> _Text block_:
Session & {"subject_id": 1, "session_type": "training"}

Multiple key-value pairs are combined with AND.

Unmatched keys are silently ignored:

# If 'nonexistent' is not an attribute of Session:
Session & {"subject_id": 1, "nonexistent": "value"}
# Equivalent to:
Session & {"subject_id": 1}  # unmatched key skipped

# If NO keys match, condition evaluates to True (all rows):
Session & {"nonexistent": "value"}  # returns all rows

This applies to: - Misspelled attribute names - Hidden attributes (prefixed with _) - Keys from a different table's schema

Rationale: Enables restricting with dicts containing extra keys (e.g., a row fetched from another table) without explicitly filtering to matching attributes.

Caution: Typos fail silently. Use string restrictions for explicit validation:

# SQL error if attribute doesn't exist
Session & "nonexistent = 'value'"

2.5 Restriction by Query Expression

Restrict to rows with matching primary keys in another expression:

# Sessions that have at least one trial
Session & Trial

# Sessions for active subjects only
Session & (Subject & "status = 'active'")

2.6 Collection Conditions (OR)

Lists, tuples, and sets create OR conditions:

# Either condition matches
Session & [{"subject_id": 1}, {"subject_id": 2}]

# Equivalent to
Session & "subject_id IN (1, 2)"

2.7 Anti-Restriction

The - operator selects rows that do NOT match:

# Sessions without any trials
Session - Trial

# Sessions not from subject 1
Session - {"subject_id": 1}

2.8 Chaining Restrictions

Sequential restrictions combine with AND:

(Session & cond1) & cond2
# Equivalent to
Session & cond1 & cond2

2.9 Semantic Matching

With semantic_check=True (default), expression conditions match only on homologous namesakes—attributes with the same name AND same lineage.

# Default: semantic matching
Session & Trial

# Disable semantic check (natural join on all namesakes)
Session.restrict(Trial, semantic_check=False)

2.10 Algebraic Properties

Property Value
Primary Key Preserved: PK(result) = PK(input)

> _Direction 1_: Translate this sentence from the restriction text into Spanish: "Multiple key-value pairs are combined with AND."
> _Direction 2_:
Decide whether each statement agrees with the restriction text. Answer yes or no, and quote the deciding words.
(a) A dictionary key that is not an attribute causes an error.
(b) The - operator selects rows that do not match.
(c) By default, semantic_check is set to False.

> _Given records_:
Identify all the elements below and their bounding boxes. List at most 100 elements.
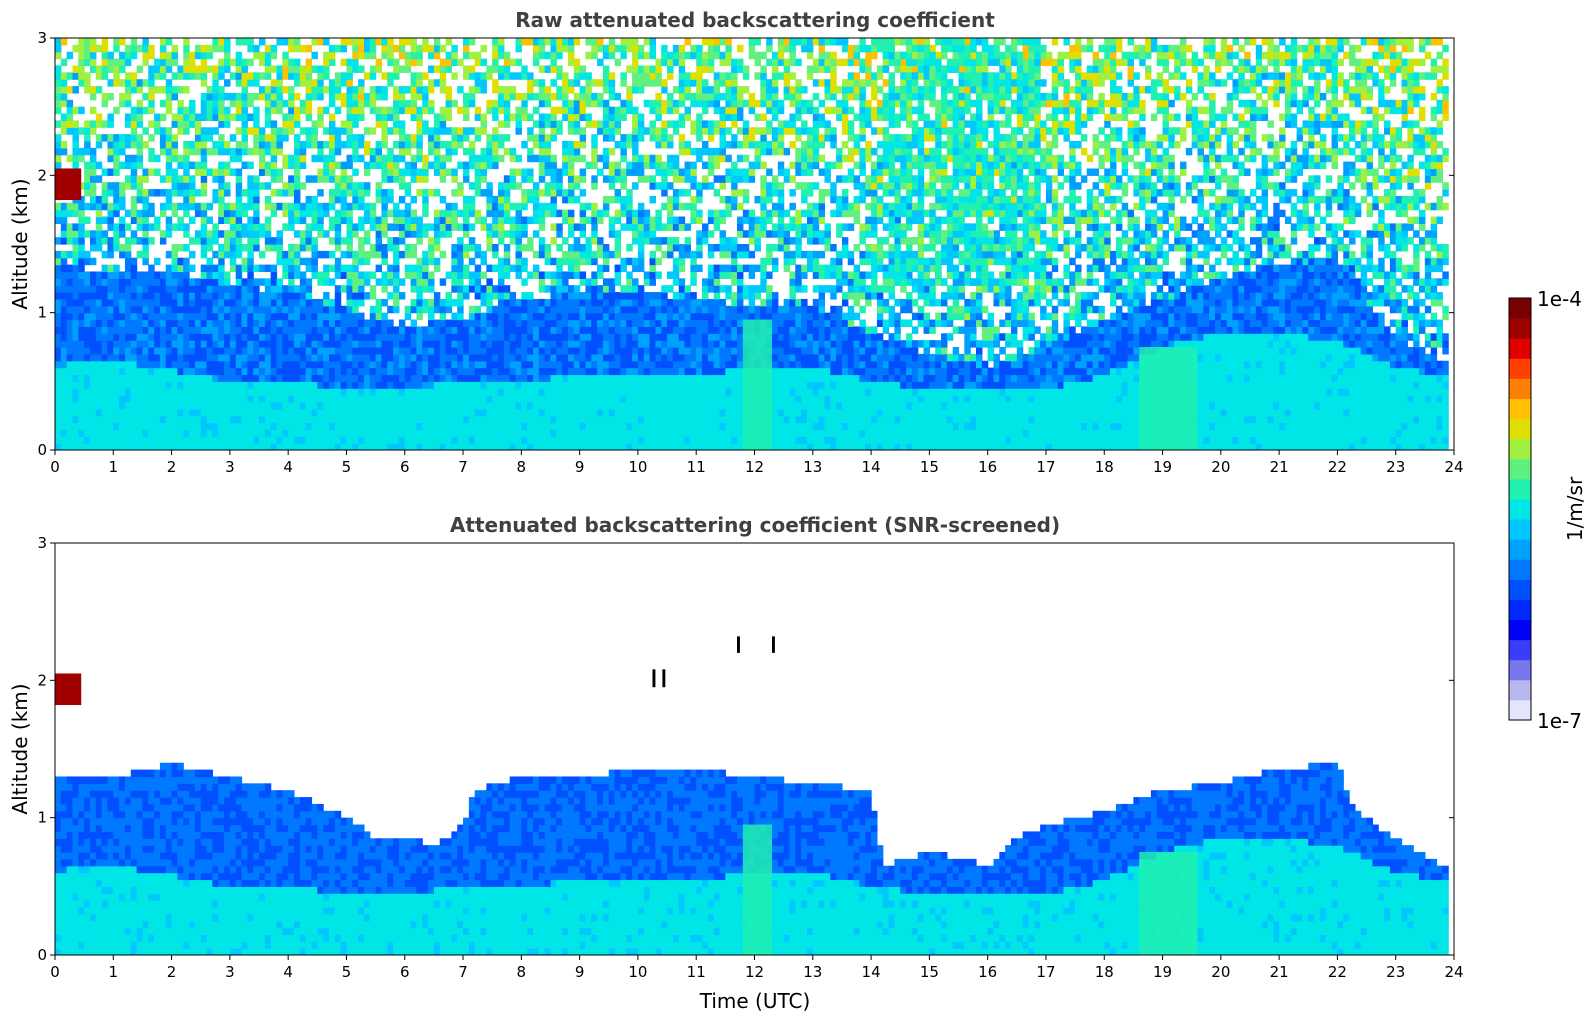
heatmap-cell xyxy=(550,182,557,190)
heatmap-cell xyxy=(136,113,144,121)
heatmap-cell xyxy=(78,58,85,67)
heatmap-cell xyxy=(136,195,144,204)
heatmap-cell xyxy=(474,415,482,424)
heatmap-cell xyxy=(579,230,587,238)
heatmap-cell xyxy=(311,38,318,46)
heatmap-cell xyxy=(404,388,412,396)
heatmap-cell xyxy=(567,250,575,259)
heatmap-cell xyxy=(393,436,400,444)
heatmap-cell xyxy=(358,436,365,444)
heatmap-cell xyxy=(294,44,301,53)
heatmap-cell xyxy=(643,333,651,341)
heatmap-cell xyxy=(206,44,213,53)
heatmap-cell xyxy=(532,353,540,362)
heatmap-cell xyxy=(358,333,365,341)
heatmap-cell xyxy=(171,312,179,321)
heatmap-cell xyxy=(189,250,196,259)
heatmap-cell xyxy=(515,312,522,321)
heatmap-cell xyxy=(573,106,581,115)
heatmap-cell xyxy=(282,271,289,279)
heatmap-cell xyxy=(480,223,487,231)
heatmap-cell xyxy=(626,401,633,410)
heatmap-cell xyxy=(89,44,97,53)
heatmap-cell xyxy=(649,44,656,53)
heatmap-cell xyxy=(352,257,359,266)
heatmap-cell xyxy=(60,319,68,327)
heatmap-cell xyxy=(259,182,266,190)
heatmap-cell xyxy=(363,340,371,348)
heatmap-cell xyxy=(311,223,318,231)
heatmap-cell xyxy=(113,182,120,190)
heatmap-cell xyxy=(667,92,674,101)
heatmap-cell xyxy=(626,216,633,224)
heatmap-cell xyxy=(159,209,167,218)
heatmap-cell xyxy=(387,44,394,53)
heatmap-cell xyxy=(264,333,272,341)
heatmap-cell xyxy=(189,312,196,321)
heatmap-cell xyxy=(288,436,295,444)
heatmap-cell xyxy=(498,388,505,396)
heatmap-cell xyxy=(550,333,557,341)
heatmap-cell xyxy=(358,415,365,424)
heatmap-cell xyxy=(527,79,534,87)
heatmap-cell xyxy=(352,422,359,430)
heatmap-cell xyxy=(602,436,610,444)
heatmap-cell xyxy=(124,401,132,410)
heatmap-cell xyxy=(626,436,633,444)
heatmap-cell xyxy=(387,367,394,376)
heatmap-cell xyxy=(159,58,167,67)
heatmap-cell xyxy=(375,360,383,369)
heatmap-cell xyxy=(282,340,289,348)
heatmap-cell xyxy=(474,86,482,94)
heatmap-cell xyxy=(381,347,388,355)
heatmap-cell xyxy=(398,436,406,444)
heatmap-cell xyxy=(311,367,318,376)
heatmap-cell xyxy=(334,305,342,314)
heatmap-cell xyxy=(672,374,680,382)
heatmap-cell xyxy=(107,415,114,424)
heatmap-cell xyxy=(672,127,680,135)
heatmap-cell xyxy=(282,381,289,389)
heatmap-cell xyxy=(177,189,184,197)
heatmap-cell xyxy=(655,113,662,121)
heatmap-cell xyxy=(270,127,278,135)
heatmap-cell xyxy=(381,161,388,170)
heatmap-cell xyxy=(317,202,324,211)
heatmap-cell xyxy=(346,244,353,252)
heatmap-cell xyxy=(363,250,371,259)
heatmap-cell xyxy=(183,175,190,183)
heatmap-cell xyxy=(305,429,313,437)
heatmap-cell xyxy=(649,347,656,355)
heatmap-cell xyxy=(89,38,97,46)
heatmap-cell xyxy=(655,374,662,382)
heatmap-cell xyxy=(229,72,237,80)
heatmap-cell xyxy=(247,298,254,307)
heatmap-cell xyxy=(369,38,377,46)
heatmap-cell xyxy=(381,106,388,115)
heatmap-cell xyxy=(334,79,342,87)
heatmap-cell xyxy=(311,374,318,382)
heatmap-cell xyxy=(113,340,120,348)
heatmap-cell xyxy=(346,271,353,279)
heatmap-cell xyxy=(398,422,406,430)
heatmap-cell xyxy=(78,347,85,355)
heatmap-cell xyxy=(72,436,79,444)
heatmap-cell xyxy=(299,333,307,341)
heatmap-cell xyxy=(620,99,627,108)
heatmap-cell xyxy=(626,333,633,341)
heatmap-cell xyxy=(474,216,482,224)
heatmap-cell xyxy=(305,106,313,115)
heatmap-cell xyxy=(282,202,289,211)
heatmap-cell xyxy=(632,168,639,176)
heatmap-cell xyxy=(591,422,598,430)
heatmap-cell xyxy=(550,374,557,382)
heatmap-cell xyxy=(194,326,202,334)
heatmap-cell xyxy=(474,79,482,87)
heatmap-cell xyxy=(159,127,167,135)
heatmap-cell xyxy=(591,230,598,238)
heatmap-cell xyxy=(492,223,499,231)
heatmap-cell xyxy=(253,202,260,211)
heatmap-cell xyxy=(352,278,359,286)
heatmap-cell xyxy=(527,367,534,376)
heatmap-cell xyxy=(591,99,598,108)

> _Full solution 1_: Varios pares clave-valor se combinan con AND.

> _Full solution 2_:
(a) No: "Unmatched keys are silently ignored"
(b) Yes: "The - operator selects rows that do NOT match"
(c) No: "With semantic_check=True (default)"